* Exercise requirements *
Count only the lines of the records that hold "signal", then give the number without any other words.

::::

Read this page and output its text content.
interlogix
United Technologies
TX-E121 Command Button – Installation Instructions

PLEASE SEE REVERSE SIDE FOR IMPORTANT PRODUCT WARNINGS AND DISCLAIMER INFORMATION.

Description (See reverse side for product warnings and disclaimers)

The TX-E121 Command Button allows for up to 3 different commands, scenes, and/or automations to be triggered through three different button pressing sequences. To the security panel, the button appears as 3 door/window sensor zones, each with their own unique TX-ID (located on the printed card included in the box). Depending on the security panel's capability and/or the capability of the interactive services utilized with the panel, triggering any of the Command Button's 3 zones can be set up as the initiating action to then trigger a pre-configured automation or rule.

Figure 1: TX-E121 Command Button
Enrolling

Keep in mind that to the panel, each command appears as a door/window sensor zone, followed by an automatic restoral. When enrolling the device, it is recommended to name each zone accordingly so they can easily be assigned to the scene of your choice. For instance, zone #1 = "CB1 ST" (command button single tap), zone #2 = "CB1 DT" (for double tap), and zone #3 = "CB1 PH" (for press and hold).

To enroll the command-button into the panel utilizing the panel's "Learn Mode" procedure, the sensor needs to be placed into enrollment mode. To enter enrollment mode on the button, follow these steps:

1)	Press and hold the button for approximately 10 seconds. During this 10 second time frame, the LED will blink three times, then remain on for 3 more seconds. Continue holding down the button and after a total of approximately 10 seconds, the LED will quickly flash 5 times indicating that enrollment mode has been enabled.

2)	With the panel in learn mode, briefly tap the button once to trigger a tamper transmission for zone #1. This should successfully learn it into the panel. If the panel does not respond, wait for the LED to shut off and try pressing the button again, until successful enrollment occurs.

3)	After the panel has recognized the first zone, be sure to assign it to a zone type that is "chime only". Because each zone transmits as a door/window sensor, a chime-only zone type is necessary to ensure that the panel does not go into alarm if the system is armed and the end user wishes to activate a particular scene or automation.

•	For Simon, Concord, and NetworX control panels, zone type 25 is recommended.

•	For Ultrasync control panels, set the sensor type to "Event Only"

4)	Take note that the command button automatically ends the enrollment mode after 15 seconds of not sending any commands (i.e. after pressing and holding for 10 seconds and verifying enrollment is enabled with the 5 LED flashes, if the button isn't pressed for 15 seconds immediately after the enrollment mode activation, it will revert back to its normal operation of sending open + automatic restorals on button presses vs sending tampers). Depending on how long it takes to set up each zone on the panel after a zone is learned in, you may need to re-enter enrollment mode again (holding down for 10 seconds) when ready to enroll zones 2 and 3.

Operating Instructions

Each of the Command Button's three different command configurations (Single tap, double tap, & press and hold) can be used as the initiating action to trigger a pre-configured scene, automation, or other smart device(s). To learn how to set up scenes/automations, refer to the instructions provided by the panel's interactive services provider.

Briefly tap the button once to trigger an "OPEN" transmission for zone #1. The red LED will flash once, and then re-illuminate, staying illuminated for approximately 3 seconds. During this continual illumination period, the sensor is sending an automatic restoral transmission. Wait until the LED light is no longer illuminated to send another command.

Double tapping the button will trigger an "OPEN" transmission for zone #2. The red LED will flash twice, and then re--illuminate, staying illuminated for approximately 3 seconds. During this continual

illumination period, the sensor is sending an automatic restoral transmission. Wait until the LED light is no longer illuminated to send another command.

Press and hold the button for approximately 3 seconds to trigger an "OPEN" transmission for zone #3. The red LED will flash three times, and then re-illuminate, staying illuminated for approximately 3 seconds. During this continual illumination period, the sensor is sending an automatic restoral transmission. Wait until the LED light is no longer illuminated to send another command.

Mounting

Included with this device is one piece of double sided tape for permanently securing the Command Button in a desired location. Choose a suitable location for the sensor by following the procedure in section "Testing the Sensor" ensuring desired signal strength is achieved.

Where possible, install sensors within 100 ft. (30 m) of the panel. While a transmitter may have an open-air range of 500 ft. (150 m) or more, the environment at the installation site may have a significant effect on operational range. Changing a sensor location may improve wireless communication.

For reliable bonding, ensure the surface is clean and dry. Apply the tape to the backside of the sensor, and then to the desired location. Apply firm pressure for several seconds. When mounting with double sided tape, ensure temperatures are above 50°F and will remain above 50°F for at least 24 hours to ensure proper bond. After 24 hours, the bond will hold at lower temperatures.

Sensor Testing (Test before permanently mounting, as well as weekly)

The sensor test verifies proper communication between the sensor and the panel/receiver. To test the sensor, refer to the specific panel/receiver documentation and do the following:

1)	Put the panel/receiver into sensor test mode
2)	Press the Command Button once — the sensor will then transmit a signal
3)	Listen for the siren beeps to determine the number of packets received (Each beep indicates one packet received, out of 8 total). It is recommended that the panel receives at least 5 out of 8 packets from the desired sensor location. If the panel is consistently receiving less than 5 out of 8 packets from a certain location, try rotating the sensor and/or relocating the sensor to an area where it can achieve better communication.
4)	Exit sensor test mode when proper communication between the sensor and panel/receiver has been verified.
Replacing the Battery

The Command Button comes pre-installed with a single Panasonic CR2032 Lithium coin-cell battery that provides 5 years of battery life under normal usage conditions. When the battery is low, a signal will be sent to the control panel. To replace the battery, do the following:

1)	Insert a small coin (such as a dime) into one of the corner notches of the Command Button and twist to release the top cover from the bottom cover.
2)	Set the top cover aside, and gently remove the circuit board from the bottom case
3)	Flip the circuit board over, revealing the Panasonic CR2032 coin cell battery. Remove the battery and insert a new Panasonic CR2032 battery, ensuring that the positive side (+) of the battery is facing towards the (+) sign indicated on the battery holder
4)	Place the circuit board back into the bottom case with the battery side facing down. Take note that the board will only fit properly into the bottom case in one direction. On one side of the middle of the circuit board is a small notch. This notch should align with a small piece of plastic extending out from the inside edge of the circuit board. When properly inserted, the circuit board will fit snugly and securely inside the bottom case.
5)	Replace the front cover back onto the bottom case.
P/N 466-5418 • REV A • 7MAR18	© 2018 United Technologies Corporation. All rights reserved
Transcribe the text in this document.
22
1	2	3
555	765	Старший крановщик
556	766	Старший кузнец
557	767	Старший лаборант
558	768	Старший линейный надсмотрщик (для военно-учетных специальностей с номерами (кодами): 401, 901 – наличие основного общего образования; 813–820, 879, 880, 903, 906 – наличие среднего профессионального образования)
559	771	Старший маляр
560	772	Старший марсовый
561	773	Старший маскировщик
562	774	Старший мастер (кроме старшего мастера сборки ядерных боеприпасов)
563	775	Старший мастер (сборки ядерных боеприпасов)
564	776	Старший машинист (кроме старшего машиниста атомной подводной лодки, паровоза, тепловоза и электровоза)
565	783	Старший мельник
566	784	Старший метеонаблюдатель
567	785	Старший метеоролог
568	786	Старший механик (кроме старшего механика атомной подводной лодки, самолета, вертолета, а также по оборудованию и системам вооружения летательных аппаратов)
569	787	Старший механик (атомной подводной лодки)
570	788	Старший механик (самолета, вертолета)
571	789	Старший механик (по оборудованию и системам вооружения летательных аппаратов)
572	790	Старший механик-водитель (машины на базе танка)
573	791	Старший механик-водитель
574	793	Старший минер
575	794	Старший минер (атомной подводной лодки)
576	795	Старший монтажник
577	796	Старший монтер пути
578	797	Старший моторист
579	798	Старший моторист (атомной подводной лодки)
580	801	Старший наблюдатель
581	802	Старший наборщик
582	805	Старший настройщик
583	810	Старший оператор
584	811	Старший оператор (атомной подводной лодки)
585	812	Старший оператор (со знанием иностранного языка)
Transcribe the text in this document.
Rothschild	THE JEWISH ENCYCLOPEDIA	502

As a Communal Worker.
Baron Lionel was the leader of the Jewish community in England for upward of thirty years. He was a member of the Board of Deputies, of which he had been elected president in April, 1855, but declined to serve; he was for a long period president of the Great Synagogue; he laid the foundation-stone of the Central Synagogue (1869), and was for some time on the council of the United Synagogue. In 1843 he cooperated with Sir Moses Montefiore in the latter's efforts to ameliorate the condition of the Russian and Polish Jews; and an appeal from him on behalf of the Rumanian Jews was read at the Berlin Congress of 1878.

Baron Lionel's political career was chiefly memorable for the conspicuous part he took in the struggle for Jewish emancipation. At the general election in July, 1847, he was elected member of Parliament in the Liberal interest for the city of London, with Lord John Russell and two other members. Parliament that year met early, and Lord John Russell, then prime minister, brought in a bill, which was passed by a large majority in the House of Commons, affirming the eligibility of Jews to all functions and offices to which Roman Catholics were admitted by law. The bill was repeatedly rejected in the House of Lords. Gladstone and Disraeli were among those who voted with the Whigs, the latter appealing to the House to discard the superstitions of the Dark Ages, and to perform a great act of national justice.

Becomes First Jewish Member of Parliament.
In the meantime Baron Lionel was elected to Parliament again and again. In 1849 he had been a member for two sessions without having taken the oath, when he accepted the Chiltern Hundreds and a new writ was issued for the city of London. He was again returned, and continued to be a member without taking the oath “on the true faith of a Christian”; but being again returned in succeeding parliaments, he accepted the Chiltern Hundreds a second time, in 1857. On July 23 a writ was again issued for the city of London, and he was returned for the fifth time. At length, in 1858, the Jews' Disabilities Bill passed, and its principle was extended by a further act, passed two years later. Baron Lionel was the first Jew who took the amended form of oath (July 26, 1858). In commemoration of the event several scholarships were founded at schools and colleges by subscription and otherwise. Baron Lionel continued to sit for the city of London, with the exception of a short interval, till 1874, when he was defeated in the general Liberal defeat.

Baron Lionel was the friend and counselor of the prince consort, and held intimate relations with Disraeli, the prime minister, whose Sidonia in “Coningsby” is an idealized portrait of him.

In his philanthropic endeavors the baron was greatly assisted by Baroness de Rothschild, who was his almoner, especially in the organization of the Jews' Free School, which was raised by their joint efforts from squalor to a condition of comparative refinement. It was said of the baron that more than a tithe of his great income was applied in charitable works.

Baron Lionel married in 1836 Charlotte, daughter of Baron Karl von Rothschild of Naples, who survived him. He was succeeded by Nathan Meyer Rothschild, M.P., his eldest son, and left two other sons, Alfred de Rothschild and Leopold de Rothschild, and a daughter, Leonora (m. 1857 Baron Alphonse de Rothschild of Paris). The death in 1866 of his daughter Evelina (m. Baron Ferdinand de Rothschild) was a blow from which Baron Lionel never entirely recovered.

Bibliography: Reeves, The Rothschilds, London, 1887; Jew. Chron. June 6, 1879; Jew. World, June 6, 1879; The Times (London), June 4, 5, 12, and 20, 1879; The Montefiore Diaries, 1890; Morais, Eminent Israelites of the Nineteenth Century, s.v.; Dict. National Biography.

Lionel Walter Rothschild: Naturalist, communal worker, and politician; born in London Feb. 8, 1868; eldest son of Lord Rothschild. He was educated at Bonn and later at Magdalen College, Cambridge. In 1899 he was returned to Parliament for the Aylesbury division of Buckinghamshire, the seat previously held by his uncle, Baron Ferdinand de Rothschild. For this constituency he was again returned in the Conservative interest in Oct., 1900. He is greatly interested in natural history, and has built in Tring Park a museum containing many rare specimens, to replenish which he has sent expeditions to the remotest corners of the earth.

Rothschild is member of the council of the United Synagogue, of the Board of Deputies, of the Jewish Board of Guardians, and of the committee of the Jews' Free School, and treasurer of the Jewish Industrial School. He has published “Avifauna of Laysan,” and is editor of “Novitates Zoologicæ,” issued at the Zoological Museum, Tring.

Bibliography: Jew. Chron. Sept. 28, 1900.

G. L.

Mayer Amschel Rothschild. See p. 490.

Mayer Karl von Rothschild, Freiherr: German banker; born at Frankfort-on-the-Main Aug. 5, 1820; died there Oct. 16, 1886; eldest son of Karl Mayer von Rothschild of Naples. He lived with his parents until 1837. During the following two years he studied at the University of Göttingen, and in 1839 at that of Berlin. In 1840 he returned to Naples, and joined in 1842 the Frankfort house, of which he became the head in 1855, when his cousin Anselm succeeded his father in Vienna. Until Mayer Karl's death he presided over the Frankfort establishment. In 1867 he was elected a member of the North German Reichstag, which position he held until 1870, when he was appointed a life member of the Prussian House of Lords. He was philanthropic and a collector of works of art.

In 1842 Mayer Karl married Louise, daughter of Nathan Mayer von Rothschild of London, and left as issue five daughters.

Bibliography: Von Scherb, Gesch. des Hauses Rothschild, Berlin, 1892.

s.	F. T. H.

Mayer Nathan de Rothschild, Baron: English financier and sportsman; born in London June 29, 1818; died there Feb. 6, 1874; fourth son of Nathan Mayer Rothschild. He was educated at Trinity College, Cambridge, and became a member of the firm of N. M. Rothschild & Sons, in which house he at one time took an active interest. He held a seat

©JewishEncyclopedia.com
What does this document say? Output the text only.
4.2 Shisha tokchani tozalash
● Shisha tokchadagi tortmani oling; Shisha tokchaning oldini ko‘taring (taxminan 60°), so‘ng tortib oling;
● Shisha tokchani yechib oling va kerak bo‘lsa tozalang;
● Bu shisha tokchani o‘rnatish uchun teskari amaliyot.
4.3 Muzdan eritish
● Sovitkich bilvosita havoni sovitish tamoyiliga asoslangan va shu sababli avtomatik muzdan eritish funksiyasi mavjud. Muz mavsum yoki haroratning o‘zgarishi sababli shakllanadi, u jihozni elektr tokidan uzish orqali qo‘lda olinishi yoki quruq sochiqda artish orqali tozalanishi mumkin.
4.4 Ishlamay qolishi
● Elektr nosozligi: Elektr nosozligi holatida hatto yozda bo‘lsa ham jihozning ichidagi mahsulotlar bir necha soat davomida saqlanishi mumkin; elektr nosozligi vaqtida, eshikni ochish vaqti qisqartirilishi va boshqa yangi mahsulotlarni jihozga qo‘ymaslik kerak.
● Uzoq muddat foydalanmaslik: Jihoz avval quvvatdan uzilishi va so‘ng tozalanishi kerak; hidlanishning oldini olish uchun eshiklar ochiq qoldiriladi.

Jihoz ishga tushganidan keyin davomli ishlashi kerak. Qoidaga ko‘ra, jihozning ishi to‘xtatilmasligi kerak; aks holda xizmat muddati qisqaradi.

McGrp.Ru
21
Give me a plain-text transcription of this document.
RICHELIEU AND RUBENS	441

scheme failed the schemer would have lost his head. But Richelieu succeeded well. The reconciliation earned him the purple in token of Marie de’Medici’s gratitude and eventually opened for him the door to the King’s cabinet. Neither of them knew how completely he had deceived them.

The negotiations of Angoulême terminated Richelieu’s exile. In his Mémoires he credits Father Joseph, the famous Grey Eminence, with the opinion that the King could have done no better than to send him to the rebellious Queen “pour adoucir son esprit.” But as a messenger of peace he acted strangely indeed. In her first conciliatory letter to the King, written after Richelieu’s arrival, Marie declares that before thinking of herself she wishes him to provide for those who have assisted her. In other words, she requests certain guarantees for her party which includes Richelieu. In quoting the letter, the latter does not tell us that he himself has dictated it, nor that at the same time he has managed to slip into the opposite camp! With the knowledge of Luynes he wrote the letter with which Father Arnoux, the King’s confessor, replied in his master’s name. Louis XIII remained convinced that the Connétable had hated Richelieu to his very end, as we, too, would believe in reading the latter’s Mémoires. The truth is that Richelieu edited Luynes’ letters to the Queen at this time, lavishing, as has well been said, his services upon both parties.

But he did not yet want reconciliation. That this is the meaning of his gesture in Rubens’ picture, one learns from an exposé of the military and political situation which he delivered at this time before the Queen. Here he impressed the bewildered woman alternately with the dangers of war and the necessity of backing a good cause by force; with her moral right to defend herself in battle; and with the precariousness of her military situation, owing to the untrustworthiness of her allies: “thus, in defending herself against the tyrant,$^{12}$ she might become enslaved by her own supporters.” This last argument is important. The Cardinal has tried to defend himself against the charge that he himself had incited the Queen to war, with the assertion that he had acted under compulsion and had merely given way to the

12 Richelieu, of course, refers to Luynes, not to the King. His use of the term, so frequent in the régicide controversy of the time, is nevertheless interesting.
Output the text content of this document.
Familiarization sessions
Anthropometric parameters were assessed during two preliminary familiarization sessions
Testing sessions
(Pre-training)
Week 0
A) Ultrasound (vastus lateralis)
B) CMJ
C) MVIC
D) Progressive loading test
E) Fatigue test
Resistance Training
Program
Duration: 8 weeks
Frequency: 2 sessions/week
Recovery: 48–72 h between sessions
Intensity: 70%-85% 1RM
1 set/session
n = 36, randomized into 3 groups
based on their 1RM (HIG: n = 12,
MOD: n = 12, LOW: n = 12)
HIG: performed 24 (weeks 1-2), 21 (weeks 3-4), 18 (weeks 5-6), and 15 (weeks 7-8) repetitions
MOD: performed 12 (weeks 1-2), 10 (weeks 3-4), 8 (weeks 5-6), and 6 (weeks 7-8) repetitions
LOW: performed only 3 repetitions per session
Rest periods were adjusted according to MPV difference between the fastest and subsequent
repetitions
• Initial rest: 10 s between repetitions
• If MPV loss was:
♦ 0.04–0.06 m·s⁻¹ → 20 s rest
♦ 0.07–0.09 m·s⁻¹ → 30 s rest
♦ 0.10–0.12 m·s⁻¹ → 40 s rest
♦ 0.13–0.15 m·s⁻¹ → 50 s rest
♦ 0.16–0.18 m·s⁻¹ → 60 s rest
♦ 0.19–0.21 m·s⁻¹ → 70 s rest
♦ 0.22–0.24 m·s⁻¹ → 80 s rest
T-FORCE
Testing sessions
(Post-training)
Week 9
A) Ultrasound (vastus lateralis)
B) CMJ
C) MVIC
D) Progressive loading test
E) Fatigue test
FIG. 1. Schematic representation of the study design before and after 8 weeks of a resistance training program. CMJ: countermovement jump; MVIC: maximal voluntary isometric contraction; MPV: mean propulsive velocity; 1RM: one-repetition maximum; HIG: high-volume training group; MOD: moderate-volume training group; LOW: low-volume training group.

::::

* Result of the task *
3